**Set problem:** The records that follow are to be repeated without alteration.

## begin Records

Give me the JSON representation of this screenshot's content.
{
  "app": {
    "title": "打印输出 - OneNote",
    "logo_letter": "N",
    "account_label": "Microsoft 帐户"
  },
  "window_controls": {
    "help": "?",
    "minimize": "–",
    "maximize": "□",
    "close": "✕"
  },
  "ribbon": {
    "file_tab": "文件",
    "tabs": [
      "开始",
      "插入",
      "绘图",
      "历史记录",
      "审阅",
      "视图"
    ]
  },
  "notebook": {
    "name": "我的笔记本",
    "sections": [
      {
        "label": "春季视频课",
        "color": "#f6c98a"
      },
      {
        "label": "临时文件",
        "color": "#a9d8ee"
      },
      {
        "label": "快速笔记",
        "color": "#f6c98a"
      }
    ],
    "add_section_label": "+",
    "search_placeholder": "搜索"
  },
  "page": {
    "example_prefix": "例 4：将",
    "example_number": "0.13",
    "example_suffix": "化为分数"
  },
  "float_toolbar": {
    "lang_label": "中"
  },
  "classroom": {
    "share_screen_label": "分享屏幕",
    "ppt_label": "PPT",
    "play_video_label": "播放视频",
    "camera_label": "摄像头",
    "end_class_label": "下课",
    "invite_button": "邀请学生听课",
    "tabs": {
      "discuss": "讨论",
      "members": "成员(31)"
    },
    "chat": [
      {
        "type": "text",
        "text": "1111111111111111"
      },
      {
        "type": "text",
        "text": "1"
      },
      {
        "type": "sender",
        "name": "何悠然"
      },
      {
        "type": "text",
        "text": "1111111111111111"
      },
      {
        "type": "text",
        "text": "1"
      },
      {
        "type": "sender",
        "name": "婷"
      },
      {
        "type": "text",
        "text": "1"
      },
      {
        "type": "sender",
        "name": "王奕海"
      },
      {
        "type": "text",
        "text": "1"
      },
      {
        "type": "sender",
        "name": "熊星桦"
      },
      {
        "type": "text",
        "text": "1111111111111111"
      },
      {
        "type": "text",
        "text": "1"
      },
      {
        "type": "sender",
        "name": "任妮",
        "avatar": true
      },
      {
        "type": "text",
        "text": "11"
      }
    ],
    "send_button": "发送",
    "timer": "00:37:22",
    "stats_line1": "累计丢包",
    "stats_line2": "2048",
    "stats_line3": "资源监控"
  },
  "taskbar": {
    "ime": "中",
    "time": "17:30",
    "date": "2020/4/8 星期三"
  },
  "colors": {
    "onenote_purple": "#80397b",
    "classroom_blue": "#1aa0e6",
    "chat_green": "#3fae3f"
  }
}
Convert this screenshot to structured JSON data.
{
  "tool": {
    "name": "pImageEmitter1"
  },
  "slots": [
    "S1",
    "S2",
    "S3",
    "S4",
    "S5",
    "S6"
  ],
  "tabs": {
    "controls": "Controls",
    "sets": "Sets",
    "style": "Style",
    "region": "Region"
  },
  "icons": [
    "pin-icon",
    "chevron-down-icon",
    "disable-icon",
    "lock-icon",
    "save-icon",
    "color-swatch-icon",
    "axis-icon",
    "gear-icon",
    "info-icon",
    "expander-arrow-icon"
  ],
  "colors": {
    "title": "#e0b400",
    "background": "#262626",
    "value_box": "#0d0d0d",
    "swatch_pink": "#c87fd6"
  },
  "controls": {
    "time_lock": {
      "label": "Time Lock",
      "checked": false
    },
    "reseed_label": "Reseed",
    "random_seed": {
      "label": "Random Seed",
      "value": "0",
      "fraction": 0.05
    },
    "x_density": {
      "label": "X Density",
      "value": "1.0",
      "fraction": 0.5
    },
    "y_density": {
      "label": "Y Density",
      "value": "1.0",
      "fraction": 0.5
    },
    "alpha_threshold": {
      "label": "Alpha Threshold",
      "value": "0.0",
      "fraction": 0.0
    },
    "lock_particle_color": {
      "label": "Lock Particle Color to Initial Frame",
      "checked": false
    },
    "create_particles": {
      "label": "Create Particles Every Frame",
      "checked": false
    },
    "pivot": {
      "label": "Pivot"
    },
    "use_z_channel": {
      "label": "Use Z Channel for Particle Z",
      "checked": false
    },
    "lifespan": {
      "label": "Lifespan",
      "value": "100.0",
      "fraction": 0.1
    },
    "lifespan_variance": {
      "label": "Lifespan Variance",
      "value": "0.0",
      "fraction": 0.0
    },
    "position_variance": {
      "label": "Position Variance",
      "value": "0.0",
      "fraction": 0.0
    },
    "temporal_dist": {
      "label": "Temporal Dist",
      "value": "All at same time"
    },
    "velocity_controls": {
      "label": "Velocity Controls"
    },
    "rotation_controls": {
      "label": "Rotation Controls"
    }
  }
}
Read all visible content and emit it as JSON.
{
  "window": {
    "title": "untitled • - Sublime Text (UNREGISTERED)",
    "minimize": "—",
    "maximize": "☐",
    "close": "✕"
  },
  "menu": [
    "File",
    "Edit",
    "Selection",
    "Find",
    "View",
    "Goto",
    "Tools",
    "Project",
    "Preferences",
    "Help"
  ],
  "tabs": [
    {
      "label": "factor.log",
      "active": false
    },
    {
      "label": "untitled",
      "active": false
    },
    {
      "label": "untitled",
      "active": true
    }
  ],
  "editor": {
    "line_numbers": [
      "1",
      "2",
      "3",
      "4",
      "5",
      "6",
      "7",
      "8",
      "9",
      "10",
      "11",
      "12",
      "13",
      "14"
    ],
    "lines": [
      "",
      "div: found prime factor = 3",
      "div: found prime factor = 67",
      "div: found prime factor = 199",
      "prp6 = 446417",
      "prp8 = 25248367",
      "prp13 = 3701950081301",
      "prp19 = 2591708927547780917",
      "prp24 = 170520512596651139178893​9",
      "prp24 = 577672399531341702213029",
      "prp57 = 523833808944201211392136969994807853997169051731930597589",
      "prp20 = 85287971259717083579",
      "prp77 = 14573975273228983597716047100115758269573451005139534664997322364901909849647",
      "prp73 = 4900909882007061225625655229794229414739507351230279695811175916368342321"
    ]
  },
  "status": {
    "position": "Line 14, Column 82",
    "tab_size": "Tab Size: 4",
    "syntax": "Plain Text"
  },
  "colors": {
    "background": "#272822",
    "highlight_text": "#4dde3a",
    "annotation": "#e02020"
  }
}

## end Records

**Response to the task:**
Give me the JSON representation of this screenshot's content.
{
  "app": {
    "title": "打印输出 - OneNote",
    "logo_letter": "N",
    "account_label": "Microsoft 帐户"
  },
  "window_controls": {
    "help": "?",
    "minimize": "–",
    "maximize": "□",
    "close": "✕"
  },
  "ribbon": {
    "file_tab": "文件",
    "tabs": [
      "开始",
      "插入",
      "绘图",
      "历史记录",
      "审阅",
      "视图"
    ]
  },
  "notebook": {
    "name": "我的笔记本",
    "sections": [
      {
        "label": "春季视频课",
        "color": "#f6c98a"
      },
      {
        "label": "临时文件",
        "color": "#a9d8ee"
      },
      {
        "label": "快速笔记",
        "color": "#f6c98a"
      }
    ],
    "add_section_label": "+",
    "search_placeholder": "搜索"
  },
  "page": {
    "example_prefix": "例 4：将",
    "example_number": "0.13",
    "example_suffix": "化为分数"
  },
  "float_toolbar": {
    "lang_label": "中"
  },
  "classroom": {
    "share_screen_label": "分享屏幕",
    "ppt_label": "PPT",
    "play_video_label": "播放视频",
    "camera_label": "摄像头",
    "end_class_label": "下课",
    "invite_button": "邀请学生听课",
    "tabs": {
      "discuss": "讨论",
      "members": "成员(31)"
    },
    "chat": [
      {
        "type": "text",
        "text": "1111111111111111"
      },
      {
        "type": "text",
        "text": "1"
      },
      {
        "type": "sender",
        "name": "何悠然"
      },
      {
        "type": "text",
        "text": "1111111111111111"
      },
      {
        "type": "text",
        "text": "1"
      },
      {
        "type": "sender",
        "name": "婷"
      },
      {
        "type": "text",
        "text": "1"
      },
      {
        "type": "sender",
        "name": "王奕海"
      },
      {
        "type": "text",
        "text": "1"
      },
      {
        "type": "sender",
        "name": "熊星桦"
      },
      {
        "type": "text",
        "text": "1111111111111111"
      },
      {
        "type": "text",
        "text": "1"
      },
      {
        "type": "sender",
        "name": "任妮",
        "avatar": true
      },
      {
        "type": "text",
        "text": "11"
      }
    ],
    "send_button": "发送",
    "timer": "00:37:22",
    "stats_line1": "累计丢包",
    "stats_line2": "2048",
    "stats_line3": "资源监控"
  },
  "taskbar": {
    "ime": "中",
    "time": "17:30",
    "date": "2020/4/8 星期三"
  },
  "colors": {
    "onenote_purple": "#80397b",
    "classroom_blue": "#1aa0e6",
    "chat_green": "#3fae3f"
  }
}
Convert this screenshot to structured JSON data.
{
  "tool": {
    "name": "pImageEmitter1"
  },
  "slots": [
    "S1",
    "S2",
    "S3",
    "S4",
    "S5",
    "S6"
  ],
  "tabs": {
    "controls": "Controls",
    "sets": "Sets",
    "style": "Style",
    "region": "Region"
  },
  "icons": [
    "pin-icon",
    "chevron-down-icon",
    "disable-icon",
    "lock-icon",
    "save-icon",
    "color-swatch-icon",
    "axis-icon",
    "gear-icon",
    "info-icon",
    "expander-arrow-icon"
  ],
  "colors": {
    "title": "#e0b400",
    "background": "#262626",
    "value_box": "#0d0d0d",
    "swatch_pink": "#c87fd6"
  },
  "controls": {
    "time_lock": {
      "label": "Time Lock",
      "checked": false
    },
    "reseed_label": "Reseed",
    "random_seed": {
      "label": "Random Seed",
      "value": "0",
      "fraction": 0.05
    },
    "x_density": {
      "label": "X Density",
      "value": "1.0",
      "fraction": 0.5
    },
    "y_density": {
      "label": "Y Density",
      "value": "1.0",
      "fraction": 0.5
    },
    "alpha_threshold": {
      "label": "Alpha Threshold",
      "value": "0.0",
      "fraction": 0.0
    },
    "lock_particle_color": {
      "label": "Lock Particle Color to Initial Frame",
      "checked": false
    },
    "create_particles": {
      "label": "Create Particles Every Frame",
      "checked": false
    },
    "pivot": {
      "label": "Pivot"
    },
    "use_z_channel": {
      "label": "Use Z Channel for Particle Z",
      "checked": false
    },
    "lifespan": {
      "label": "Lifespan",
      "value": "100.0",
      "fraction": 0.1
    },
    "lifespan_variance": {
      "label": "Lifespan Variance",
      "value": "0.0",
      "fraction": 0.0
    },
    "position_variance": {
      "label": "Position Variance",
      "value": "0.0",
      "fraction": 0.0
    },
    "temporal_dist": {
      "label": "Temporal Dist",
      "value": "All at same time"
    },
    "velocity_controls": {
      "label": "Velocity Controls"
    },
    "rotation_controls": {
      "label": "Rotation Controls"
    }
  }
}
Read all visible content and emit it as JSON.
{
  "window": {
    "title": "untitled • - Sublime Text (UNREGISTERED)",
    "minimize": "—",
    "maximize": "☐",
    "close": "✕"
  },
  "menu": [
    "File",
    "Edit",
    "Selection",
    "Find",
    "View",
    "Goto",
    "Tools",
    "Project",
    "Preferences",
    "Help"
  ],
  "tabs": [
    {
      "label": "factor.log",
      "active": false
    },
    {
      "label": "untitled",
      "active": false
    },
    {
      "label": "untitled",
      "active": true
    }
  ],
  "editor": {
    "line_numbers": [
      "1",
      "2",
      "3",
      "4",
      "5",
      "6",
      "7",
      "8",
      "9",
      "10",
      "11",
      "12",
      "13",
      "14"
    ],
    "lines": [
      "",
      "div: found prime factor = 3",
      "div: found prime factor = 67",
      "div: found prime factor = 199",
      "prp6 = 446417",
      "prp8 = 25248367",
      "prp13 = 3701950081301",
      "prp19 = 2591708927547780917",
      "prp24 = 170520512596651139178893​9",
      "prp24 = 577672399531341702213029",
      "prp57 = 523833808944201211392136969994807853997169051731930597589",
      "prp20 = 85287971259717083579",
      "prp77 = 14573975273228983597716047100115758269573451005139534664997322364901909849647",
      "prp73 = 4900909882007061225625655229794229414739507351230279695811175916368342321"
    ]
  },
  "status": {
    "position": "Line 14, Column 82",
    "tab_size": "Tab Size: 4",
    "syntax": "Plain Text"
  },
  "colors": {
    "background": "#272822",
    "highlight_text": "#4dde3a",
    "annotation": "#e02020"
  }
}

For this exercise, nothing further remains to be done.